Short task: Here are some records; return them all exactly.
----------------------------------------
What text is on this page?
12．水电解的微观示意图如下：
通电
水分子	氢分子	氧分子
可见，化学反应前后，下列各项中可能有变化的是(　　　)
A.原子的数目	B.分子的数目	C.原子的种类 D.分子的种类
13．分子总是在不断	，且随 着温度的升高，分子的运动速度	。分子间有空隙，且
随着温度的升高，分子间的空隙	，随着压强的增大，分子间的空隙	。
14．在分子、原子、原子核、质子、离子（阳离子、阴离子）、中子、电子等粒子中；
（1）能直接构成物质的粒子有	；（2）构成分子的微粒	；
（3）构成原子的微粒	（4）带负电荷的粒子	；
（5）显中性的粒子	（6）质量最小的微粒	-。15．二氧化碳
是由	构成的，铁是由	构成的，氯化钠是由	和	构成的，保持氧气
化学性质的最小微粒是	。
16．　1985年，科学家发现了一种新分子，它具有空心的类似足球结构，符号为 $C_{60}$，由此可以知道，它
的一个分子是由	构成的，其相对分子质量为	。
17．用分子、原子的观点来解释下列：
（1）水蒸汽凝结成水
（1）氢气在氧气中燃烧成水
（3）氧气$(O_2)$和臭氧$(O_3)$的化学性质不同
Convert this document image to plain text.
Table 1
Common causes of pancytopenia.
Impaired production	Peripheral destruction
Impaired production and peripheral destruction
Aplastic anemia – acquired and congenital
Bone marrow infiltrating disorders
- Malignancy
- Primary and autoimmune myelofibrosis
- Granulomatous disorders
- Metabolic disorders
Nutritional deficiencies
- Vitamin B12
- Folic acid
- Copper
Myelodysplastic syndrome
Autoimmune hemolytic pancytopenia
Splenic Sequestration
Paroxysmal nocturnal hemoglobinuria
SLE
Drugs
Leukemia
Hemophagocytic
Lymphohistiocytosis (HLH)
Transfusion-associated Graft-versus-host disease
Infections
----------------------------------------
Output for this exercise:
What text is on this page?
12．水电解的微观示意图如下：
通电
水分子	氢分子	氧分子
可见，化学反应前后，下列各项中可能有变化的是(　　　)
A.原子的数目	B.分子的数目	C.原子的种类 D.分子的种类
13．分子总是在不断	，且随 着温度的升高，分子的运动速度	。分子间有空隙，且
随着温度的升高，分子间的空隙	，随着压强的增大，分子间的空隙	。
14．在分子、原子、原子核、质子、离子（阳离子、阴离子）、中子、电子等粒子中；
（1）能直接构成物质的粒子有	；（2）构成分子的微粒	；
（3）构成原子的微粒	（4）带负电荷的粒子	；
（5）显中性的粒子	（6）质量最小的微粒	-。15．二氧化碳
是由	构成的，铁是由	构成的，氯化钠是由	和	构成的，保持氧气
化学性质的最小微粒是	。
16．　1985年，科学家发现了一种新分子，它具有空心的类似足球结构，符号为 $C_{60}$，由此可以知道，它
的一个分子是由	构成的，其相对分子质量为	。
17．用分子、原子的观点来解释下列：
（1）水蒸汽凝结成水
（1）氢气在氧气中燃烧成水
（3）氧气$(O_2)$和臭氧$(O_3)$的化学性质不同
Convert this document image to plain text.
Table 1
Common causes of pancytopenia.
Impaired production	Peripheral destruction
Impaired production and peripheral destruction
Aplastic anemia – acquired and congenital
Bone marrow infiltrating disorders
- Malignancy
- Primary and autoimmune myelofibrosis
- Granulomatous disorders
- Metabolic disorders
Nutritional deficiencies
- Vitamin B12
- Folic acid
- Copper
Myelodysplastic syndrome
Autoimmune hemolytic pancytopenia
Splenic Sequestration
Paroxysmal nocturnal hemoglobinuria
SLE
Drugs
Leukemia
Hemophagocytic
Lymphohistiocytosis (HLH)
Transfusion-associated Graft-versus-host disease
Infections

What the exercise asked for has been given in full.